## Given problem
Extract each line of the records below that contains the word "minimize".

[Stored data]

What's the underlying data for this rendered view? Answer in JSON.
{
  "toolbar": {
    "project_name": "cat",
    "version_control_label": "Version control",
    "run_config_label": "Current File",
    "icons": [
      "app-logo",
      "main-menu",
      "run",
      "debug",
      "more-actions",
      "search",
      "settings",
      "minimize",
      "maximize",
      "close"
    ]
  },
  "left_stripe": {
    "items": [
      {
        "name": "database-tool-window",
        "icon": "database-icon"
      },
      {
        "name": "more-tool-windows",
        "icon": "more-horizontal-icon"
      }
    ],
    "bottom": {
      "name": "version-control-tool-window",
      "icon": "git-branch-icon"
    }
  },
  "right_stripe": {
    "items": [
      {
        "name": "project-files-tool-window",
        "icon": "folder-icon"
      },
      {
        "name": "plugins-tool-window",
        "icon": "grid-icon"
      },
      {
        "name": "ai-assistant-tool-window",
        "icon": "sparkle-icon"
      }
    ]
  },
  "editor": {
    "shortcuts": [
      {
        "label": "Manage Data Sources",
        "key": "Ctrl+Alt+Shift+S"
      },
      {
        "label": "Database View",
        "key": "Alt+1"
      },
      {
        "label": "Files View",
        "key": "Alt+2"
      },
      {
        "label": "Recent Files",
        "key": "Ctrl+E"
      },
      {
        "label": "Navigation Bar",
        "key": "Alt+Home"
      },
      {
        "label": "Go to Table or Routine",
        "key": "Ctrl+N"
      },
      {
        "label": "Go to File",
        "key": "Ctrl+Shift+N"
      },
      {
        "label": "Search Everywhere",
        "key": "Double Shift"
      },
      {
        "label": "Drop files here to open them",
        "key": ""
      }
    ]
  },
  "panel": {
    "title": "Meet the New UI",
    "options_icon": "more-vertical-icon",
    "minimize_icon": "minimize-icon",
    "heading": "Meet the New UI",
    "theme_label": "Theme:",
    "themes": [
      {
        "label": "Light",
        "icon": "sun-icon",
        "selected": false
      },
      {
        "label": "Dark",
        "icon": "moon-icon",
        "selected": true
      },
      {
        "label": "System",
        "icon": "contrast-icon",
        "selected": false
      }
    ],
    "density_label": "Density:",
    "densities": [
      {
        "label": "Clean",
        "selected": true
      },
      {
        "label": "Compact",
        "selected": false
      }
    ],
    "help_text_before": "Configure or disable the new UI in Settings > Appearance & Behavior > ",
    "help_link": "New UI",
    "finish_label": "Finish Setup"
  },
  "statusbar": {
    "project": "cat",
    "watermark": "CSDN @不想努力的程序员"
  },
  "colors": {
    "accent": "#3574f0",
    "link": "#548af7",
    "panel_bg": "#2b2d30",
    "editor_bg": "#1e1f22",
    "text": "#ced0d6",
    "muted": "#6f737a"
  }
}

## Written answer
      "minimize",
    "minimize_icon": "minimize-icon",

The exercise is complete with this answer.